(Given request):
Search the material below for the word "params" and copy every line in which it occurs.

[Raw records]
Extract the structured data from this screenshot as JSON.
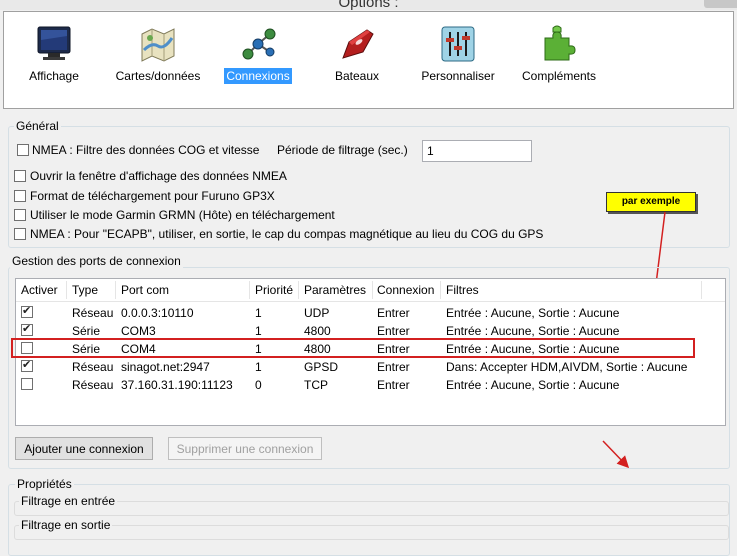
{
  "window": {
    "title": "Options :"
  },
  "toolbar": [
    {
      "label": "Affichage",
      "icon": "monitor-icon"
    },
    {
      "label": "Cartes/données",
      "icon": "chart-map-icon"
    },
    {
      "label": "Connexions",
      "icon": "connections-icon",
      "active": true
    },
    {
      "label": "Bateaux",
      "icon": "boat-icon"
    },
    {
      "label": "Personnaliser",
      "icon": "sliders-icon"
    },
    {
      "label": "Compléments",
      "icon": "puzzle-icon"
    }
  ],
  "general": {
    "title": "Général",
    "nmea_filter": "NMEA : Filtre des données COG et vitesse",
    "filter_period_label": "Période de filtrage (sec.)",
    "filter_period_value": "1",
    "options": [
      "Ouvrir la fenêtre d'affichage des données NMEA",
      "Format de téléchargement pour Furuno GP3X",
      "Utiliser le mode Garmin GRMN (Hôte) en téléchargement",
      "NMEA : Pour \"ECAPB\", utiliser, en sortie, le cap du compas magnétique  au lieu du COG du GPS"
    ]
  },
  "annotation": {
    "callout": "par exemple"
  },
  "ports": {
    "title": "Gestion des ports de connexion",
    "columns": [
      "Activer",
      "Type",
      "Port com",
      "Priorité",
      "Paramètres",
      "Connexion",
      "Filtres"
    ],
    "rows": [
      {
        "enabled": true,
        "type": "Réseau",
        "port": "0.0.0.3:10110",
        "priority": "1",
        "params": "UDP",
        "connection": "Entrer",
        "filters": "Entrée : Aucune, Sortie : Aucune"
      },
      {
        "enabled": true,
        "type": "Série",
        "port": "COM3",
        "priority": "1",
        "params": "4800",
        "connection": "Entrer",
        "filters": "Entrée : Aucune, Sortie : Aucune"
      },
      {
        "enabled": false,
        "type": "Série",
        "port": "COM4",
        "priority": "1",
        "params": "4800",
        "connection": "Entrer",
        "filters": "Entrée : Aucune, Sortie : Aucune"
      },
      {
        "enabled": true,
        "type": "Réseau",
        "port": "sinagot.net:2947",
        "priority": "1",
        "params": "GPSD",
        "connection": "Entrer",
        "filters": "Dans: Accepter HDM,AIVDM, Sortie : Aucune"
      },
      {
        "enabled": false,
        "type": "Réseau",
        "port": "37.160.31.190:11123",
        "priority": "0",
        "params": "TCP",
        "connection": "Entrer",
        "filters": "Entrée : Aucune, Sortie : Aucune"
      }
    ],
    "add_button": "Ajouter une connexion",
    "remove_button": "Supprimer une connexion"
  },
  "properties": {
    "title": "Propriétés",
    "input_filter": "Filtrage en entrée",
    "output_filter": "Filtrage en sortie"
  },
  "colors": {
    "accent": "#3399ff",
    "highlight_box": "#d32020",
    "callout_bg": "#ffff00"
  }
}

(Solution below):
        "params": "UDP",
        "params": "4800",
        "params": "4800",
        "params": "GPSD",
        "params": "TCP",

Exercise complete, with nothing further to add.